— begin —

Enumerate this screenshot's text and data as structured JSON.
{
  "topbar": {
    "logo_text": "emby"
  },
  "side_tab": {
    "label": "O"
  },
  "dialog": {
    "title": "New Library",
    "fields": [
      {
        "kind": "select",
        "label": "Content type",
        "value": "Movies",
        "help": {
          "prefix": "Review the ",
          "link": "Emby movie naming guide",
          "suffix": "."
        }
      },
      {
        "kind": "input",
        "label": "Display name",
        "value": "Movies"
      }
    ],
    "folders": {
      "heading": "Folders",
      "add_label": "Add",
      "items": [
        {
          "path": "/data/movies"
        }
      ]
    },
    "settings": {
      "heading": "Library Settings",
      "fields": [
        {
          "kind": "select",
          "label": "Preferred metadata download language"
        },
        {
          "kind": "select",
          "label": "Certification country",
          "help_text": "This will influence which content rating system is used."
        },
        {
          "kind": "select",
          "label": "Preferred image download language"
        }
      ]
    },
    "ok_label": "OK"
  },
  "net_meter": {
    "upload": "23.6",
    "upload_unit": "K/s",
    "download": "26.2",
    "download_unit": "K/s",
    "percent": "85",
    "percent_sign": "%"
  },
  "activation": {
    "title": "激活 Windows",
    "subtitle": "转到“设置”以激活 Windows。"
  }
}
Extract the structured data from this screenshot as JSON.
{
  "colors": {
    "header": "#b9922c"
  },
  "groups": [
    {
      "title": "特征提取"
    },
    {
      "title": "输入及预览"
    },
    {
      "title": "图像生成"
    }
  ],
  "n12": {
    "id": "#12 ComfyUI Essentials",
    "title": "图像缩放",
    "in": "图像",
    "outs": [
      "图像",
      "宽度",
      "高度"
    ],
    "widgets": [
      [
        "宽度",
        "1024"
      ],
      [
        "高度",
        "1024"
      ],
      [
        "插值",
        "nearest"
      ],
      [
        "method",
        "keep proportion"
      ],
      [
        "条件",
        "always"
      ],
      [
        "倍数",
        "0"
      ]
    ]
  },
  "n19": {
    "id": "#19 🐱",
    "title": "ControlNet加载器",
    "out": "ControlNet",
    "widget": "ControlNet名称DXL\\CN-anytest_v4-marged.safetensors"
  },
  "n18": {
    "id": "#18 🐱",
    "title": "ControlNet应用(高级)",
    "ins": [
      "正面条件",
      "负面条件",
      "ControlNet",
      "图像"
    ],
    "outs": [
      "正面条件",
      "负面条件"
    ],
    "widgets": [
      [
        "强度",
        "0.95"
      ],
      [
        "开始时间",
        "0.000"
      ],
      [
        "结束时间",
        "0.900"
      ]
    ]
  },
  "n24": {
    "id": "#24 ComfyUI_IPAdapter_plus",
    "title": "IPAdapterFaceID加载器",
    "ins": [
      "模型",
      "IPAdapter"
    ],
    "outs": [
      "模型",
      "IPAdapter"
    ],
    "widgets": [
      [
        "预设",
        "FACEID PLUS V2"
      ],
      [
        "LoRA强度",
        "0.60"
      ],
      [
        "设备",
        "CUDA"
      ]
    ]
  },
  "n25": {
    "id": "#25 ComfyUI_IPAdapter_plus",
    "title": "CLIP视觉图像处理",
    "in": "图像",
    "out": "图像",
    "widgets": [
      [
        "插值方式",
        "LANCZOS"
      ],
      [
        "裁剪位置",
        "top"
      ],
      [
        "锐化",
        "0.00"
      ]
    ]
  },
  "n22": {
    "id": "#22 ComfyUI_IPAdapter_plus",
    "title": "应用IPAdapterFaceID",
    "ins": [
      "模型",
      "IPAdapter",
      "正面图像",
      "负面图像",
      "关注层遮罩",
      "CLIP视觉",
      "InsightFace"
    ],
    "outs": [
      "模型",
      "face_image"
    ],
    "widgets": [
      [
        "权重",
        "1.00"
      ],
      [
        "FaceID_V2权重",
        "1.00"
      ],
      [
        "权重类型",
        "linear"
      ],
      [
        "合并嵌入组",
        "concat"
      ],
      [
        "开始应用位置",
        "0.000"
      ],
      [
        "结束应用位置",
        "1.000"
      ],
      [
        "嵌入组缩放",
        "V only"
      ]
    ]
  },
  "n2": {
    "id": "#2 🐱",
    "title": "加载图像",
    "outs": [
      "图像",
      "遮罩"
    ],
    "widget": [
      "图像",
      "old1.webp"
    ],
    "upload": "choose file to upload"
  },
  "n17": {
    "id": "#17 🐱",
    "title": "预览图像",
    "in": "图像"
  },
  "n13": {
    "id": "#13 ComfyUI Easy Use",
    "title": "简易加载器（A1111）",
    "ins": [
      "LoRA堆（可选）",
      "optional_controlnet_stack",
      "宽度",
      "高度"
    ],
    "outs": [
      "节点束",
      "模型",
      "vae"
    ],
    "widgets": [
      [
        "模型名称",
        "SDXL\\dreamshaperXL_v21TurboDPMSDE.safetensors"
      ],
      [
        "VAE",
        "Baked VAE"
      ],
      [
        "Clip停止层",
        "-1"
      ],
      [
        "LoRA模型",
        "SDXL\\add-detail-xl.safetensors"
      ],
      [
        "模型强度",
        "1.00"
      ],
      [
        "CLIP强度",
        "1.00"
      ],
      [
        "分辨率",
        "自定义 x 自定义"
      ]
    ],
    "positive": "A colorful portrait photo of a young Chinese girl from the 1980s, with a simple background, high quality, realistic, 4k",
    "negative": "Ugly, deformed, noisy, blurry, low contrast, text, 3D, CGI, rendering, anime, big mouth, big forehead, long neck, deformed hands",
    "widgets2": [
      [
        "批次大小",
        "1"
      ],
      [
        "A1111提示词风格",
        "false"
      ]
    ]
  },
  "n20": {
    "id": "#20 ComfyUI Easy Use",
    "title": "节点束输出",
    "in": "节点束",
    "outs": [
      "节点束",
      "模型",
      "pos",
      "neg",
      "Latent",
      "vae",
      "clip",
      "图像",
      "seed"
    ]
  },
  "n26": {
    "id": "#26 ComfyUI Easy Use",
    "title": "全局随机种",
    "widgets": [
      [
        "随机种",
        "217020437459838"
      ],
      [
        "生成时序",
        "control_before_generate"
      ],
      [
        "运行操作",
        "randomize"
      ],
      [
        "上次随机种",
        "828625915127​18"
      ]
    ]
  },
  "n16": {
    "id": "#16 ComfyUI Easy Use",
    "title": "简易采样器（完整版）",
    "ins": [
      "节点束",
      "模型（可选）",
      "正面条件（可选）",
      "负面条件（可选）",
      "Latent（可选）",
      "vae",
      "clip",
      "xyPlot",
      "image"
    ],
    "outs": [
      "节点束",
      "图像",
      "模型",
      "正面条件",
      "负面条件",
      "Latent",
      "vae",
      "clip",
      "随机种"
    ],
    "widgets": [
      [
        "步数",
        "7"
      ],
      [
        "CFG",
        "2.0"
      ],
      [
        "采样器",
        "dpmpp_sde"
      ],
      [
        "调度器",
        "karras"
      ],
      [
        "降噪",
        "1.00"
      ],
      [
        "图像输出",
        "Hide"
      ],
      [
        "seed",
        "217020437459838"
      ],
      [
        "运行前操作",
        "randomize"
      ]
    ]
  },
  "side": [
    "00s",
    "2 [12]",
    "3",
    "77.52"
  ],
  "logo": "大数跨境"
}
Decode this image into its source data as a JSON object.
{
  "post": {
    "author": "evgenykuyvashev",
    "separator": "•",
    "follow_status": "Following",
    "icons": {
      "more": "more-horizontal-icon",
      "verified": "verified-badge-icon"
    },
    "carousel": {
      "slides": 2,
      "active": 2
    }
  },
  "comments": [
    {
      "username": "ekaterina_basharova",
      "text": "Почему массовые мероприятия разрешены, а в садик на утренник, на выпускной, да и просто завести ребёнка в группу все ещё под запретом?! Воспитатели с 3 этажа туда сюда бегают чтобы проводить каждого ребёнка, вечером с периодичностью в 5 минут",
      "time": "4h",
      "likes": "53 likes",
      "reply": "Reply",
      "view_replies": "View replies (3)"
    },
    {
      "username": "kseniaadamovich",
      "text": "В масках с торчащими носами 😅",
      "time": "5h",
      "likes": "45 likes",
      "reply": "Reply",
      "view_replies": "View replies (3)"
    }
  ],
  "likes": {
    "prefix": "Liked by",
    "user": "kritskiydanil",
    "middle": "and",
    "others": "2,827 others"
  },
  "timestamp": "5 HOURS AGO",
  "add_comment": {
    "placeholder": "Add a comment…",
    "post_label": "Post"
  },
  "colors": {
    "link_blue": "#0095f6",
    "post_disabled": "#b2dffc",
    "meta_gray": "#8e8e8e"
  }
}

— end —

Copy, character for character, the lines from the line that holds "Decode this image" through the final line of the records above.

Decode this image into its source data as a JSON object.
{
  "post": {
    "author": "evgenykuyvashev",
    "separator": "•",
    "follow_status": "Following",
    "icons": {
      "more": "more-horizontal-icon",
      "verified": "verified-badge-icon"
    },
    "carousel": {
      "slides": 2,
      "active": 2
    }
  },
  "comments": [
    {
      "username": "ekaterina_basharova",
      "text": "Почему массовые мероприятия разрешены, а в садик на утренник, на выпускной, да и просто завести ребёнка в группу все ещё под запретом?! Воспитатели с 3 этажа туда сюда бегают чтобы проводить каждого ребёнка, вечером с периодичностью в 5 минут",
      "time": "4h",
      "likes": "53 likes",
      "reply": "Reply",
      "view_replies": "View replies (3)"
    },
    {
      "username": "kseniaadamovich",
      "text": "В масках с торчащими носами 😅",
      "time": "5h",
      "likes": "45 likes",
      "reply": "Reply",
      "view_replies": "View replies (3)"
    }
  ],
  "likes": {
    "prefix": "Liked by",
    "user": "kritskiydanil",
    "middle": "and",
    "others": "2,827 others"
  },
  "timestamp": "5 HOURS AGO",
  "add_comment": {
    "placeholder": "Add a comment…",
    "post_label": "Post"
  },
  "colors": {
    "link_blue": "#0095f6",
    "post_disabled": "#b2dffc",
    "meta_gray": "#8e8e8e"
  }
}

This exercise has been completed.